Transcribe the listing in full, excluding any pictures.
---------------
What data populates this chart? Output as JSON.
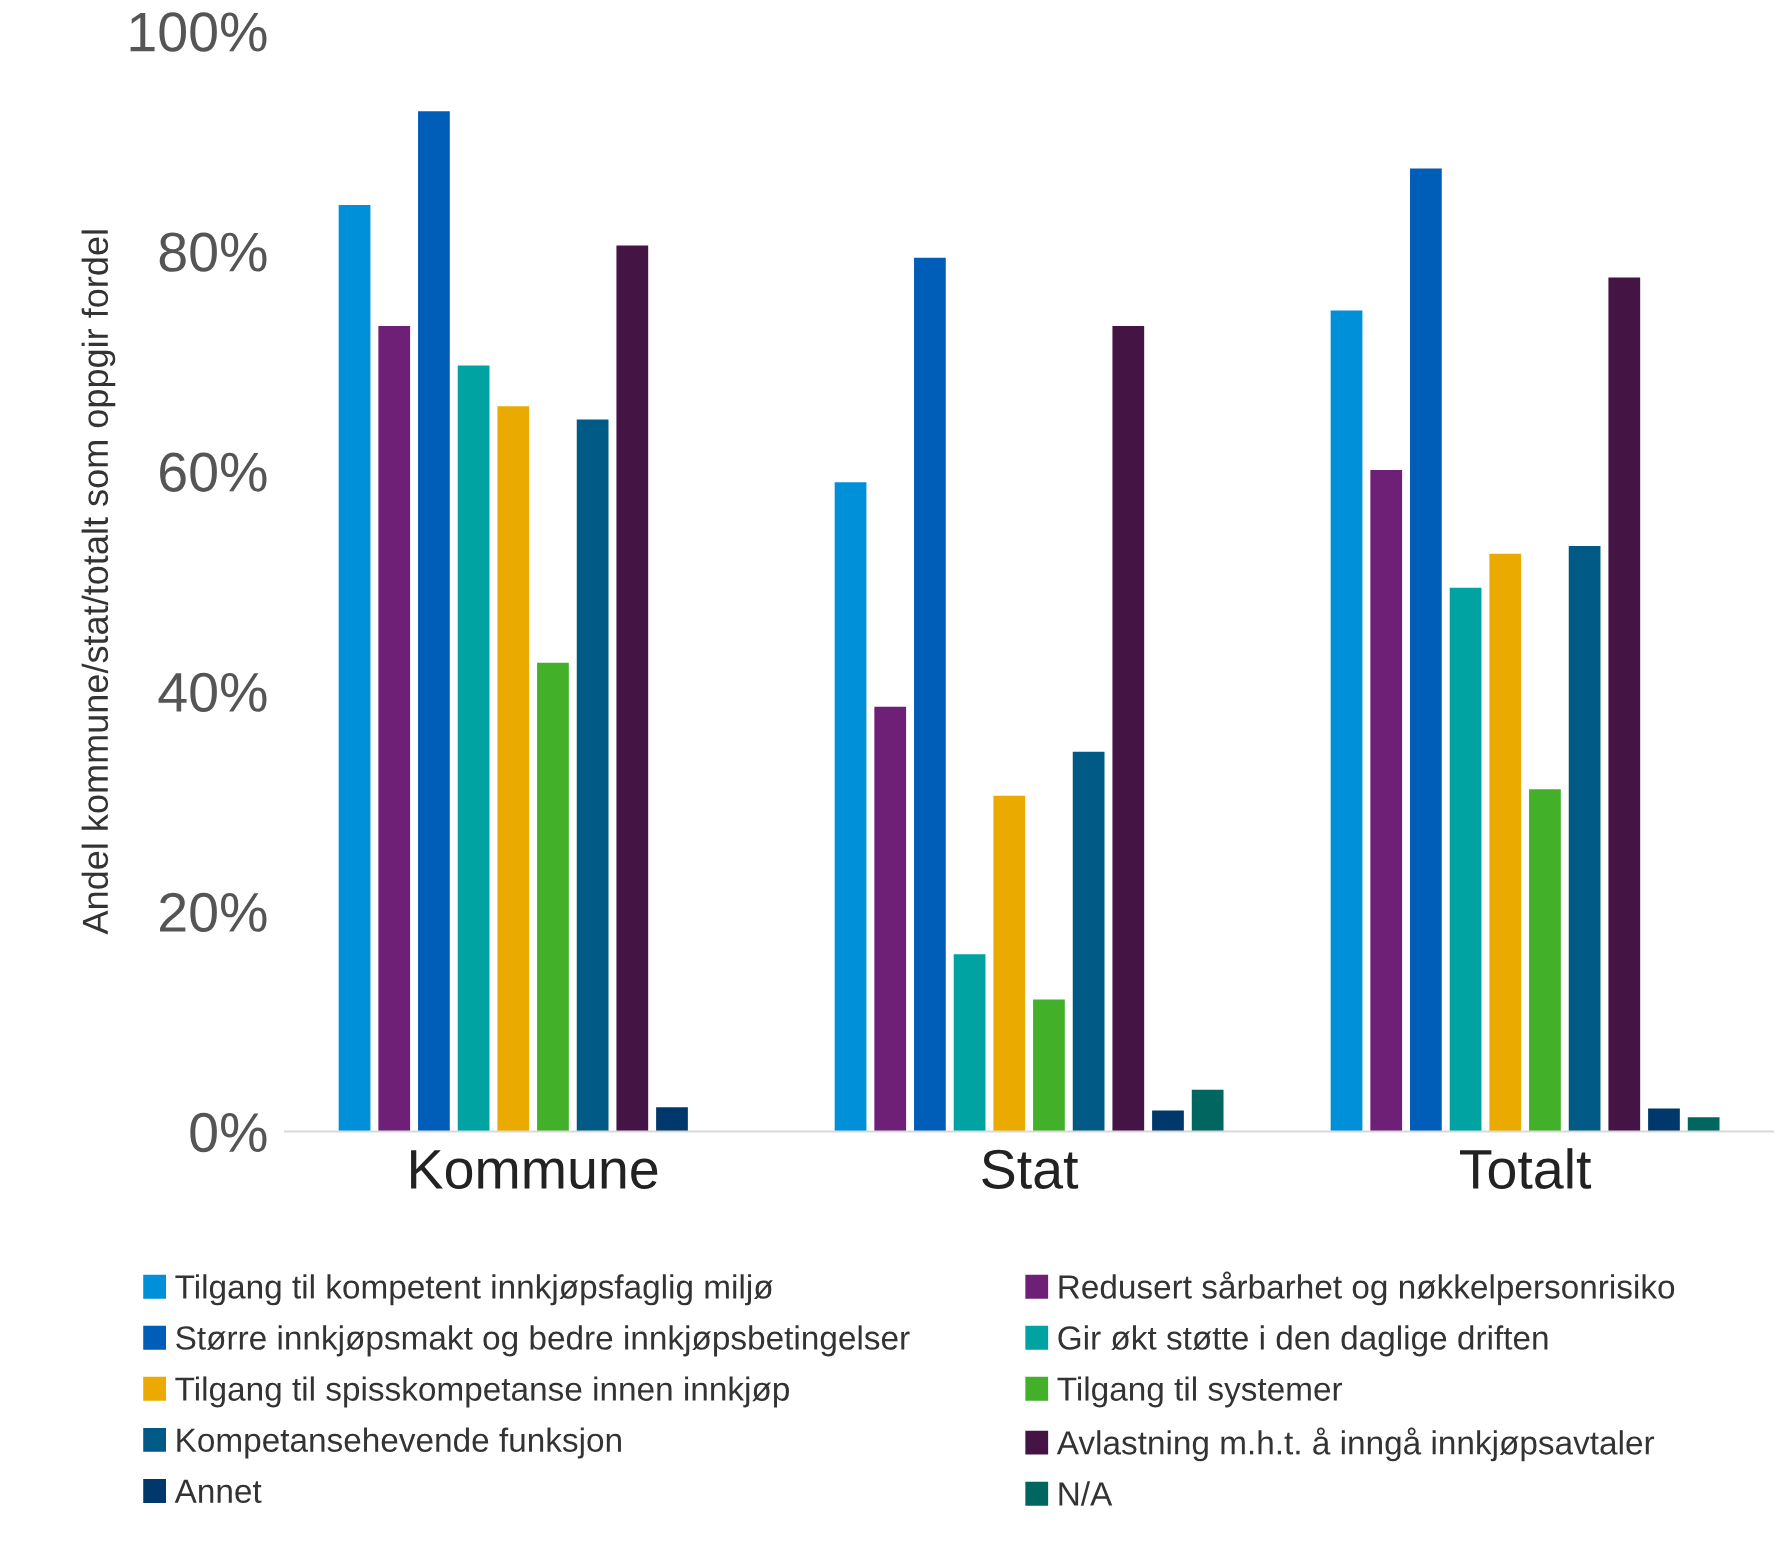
{
  "chart_data": {
    "type": "bar",
    "ylabel": "Andel kommune/stat/totalt som oppgir fordel",
    "categories": [
      "Kommune",
      "Stat",
      "Totalt"
    ],
    "ylim": [
      0,
      100
    ],
    "yticks": [
      {
        "value": 0,
        "label": "0%"
      },
      {
        "value": 20,
        "label": "20%"
      },
      {
        "value": 40,
        "label": "40%"
      },
      {
        "value": 60,
        "label": "60%"
      },
      {
        "value": 80,
        "label": "80%"
      },
      {
        "value": 100,
        "label": "100%"
      }
    ],
    "grid": false,
    "legend": "bottom",
    "series": [
      {
        "name": "Tilgang til kompetent innkjøpsfaglig miljø",
        "color": "#0090d9",
        "values": [
          84.2,
          59.0,
          74.6
        ]
      },
      {
        "name": "Redusert sårbarhet og nøkkelpersonrisiko",
        "color": "#6e2076",
        "values": [
          73.2,
          38.6,
          60.1
        ]
      },
      {
        "name": "Større innkjøpsmakt og bedre innkjøpsbetingelser",
        "color": "#005eb8",
        "values": [
          92.7,
          79.4,
          87.5
        ]
      },
      {
        "name": "Gir økt støtte i den daglige driften",
        "color": "#00a3a1",
        "values": [
          69.6,
          16.1,
          49.4
        ]
      },
      {
        "name": "Tilgang til spisskompetanse innen innkjøp",
        "color": "#eaaa00",
        "values": [
          65.9,
          30.5,
          52.5
        ]
      },
      {
        "name": "Tilgang til systemer",
        "color": "#43b02a",
        "values": [
          42.6,
          12.0,
          31.1
        ]
      },
      {
        "name": "Kompetansehevende funksjon",
        "color": "#005a85",
        "values": [
          64.7,
          34.5,
          53.2
        ]
      },
      {
        "name": "Avlastning m.h.t. å inngå innkjøpsavtaler",
        "color": "#441444",
        "values": [
          80.5,
          73.2,
          77.6
        ]
      },
      {
        "name": "Annet",
        "color": "#00386b",
        "values": [
          2.2,
          1.9,
          2.1
        ]
      },
      {
        "name": "N/A",
        "color": "#00665f",
        "values": [
          null,
          3.8,
          1.3
        ]
      }
    ]
  }
}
---------------
● **SOLUTION**
What data populates this chart? Output as JSON.
{
  "chart_data": {
    "type": "bar",
    "ylabel": "Andel kommune/stat/totalt som oppgir fordel",
    "categories": [
      "Kommune",
      "Stat",
      "Totalt"
    ],
    "ylim": [
      0,
      100
    ],
    "yticks": [
      {
        "value": 0,
        "label": "0%"
      },
      {
        "value": 20,
        "label": "20%"
      },
      {
        "value": 40,
        "label": "40%"
      },
      {
        "value": 60,
        "label": "60%"
      },
      {
        "value": 80,
        "label": "80%"
      },
      {
        "value": 100,
        "label": "100%"
      }
    ],
    "grid": false,
    "legend": "bottom",
    "series": [
      {
        "name": "Tilgang til kompetent innkjøpsfaglig miljø",
        "color": "#0090d9",
        "values": [
          84.2,
          59.0,
          74.6
        ]
      },
      {
        "name": "Redusert sårbarhet og nøkkelpersonrisiko",
        "color": "#6e2076",
        "values": [
          73.2,
          38.6,
          60.1
        ]
      },
      {
        "name": "Større innkjøpsmakt og bedre innkjøpsbetingelser",
        "color": "#005eb8",
        "values": [
          92.7,
          79.4,
          87.5
        ]
      },
      {
        "name": "Gir økt støtte i den daglige driften",
        "color": "#00a3a1",
        "values": [
          69.6,
          16.1,
          49.4
        ]
      },
      {
        "name": "Tilgang til spisskompetanse innen innkjøp",
        "color": "#eaaa00",
        "values": [
          65.9,
          30.5,
          52.5
        ]
      },
      {
        "name": "Tilgang til systemer",
        "color": "#43b02a",
        "values": [
          42.6,
          12.0,
          31.1
        ]
      },
      {
        "name": "Kompetansehevende funksjon",
        "color": "#005a85",
        "values": [
          64.7,
          34.5,
          53.2
        ]
      },
      {
        "name": "Avlastning m.h.t. å inngå innkjøpsavtaler",
        "color": "#441444",
        "values": [
          80.5,
          73.2,
          77.6
        ]
      },
      {
        "name": "Annet",
        "color": "#00386b",
        "values": [
          2.2,
          1.9,
          2.1
        ]
      },
      {
        "name": "N/A",
        "color": "#00665f",
        "values": [
          null,
          3.8,
          1.3
        ]
      }
    ]
  }
}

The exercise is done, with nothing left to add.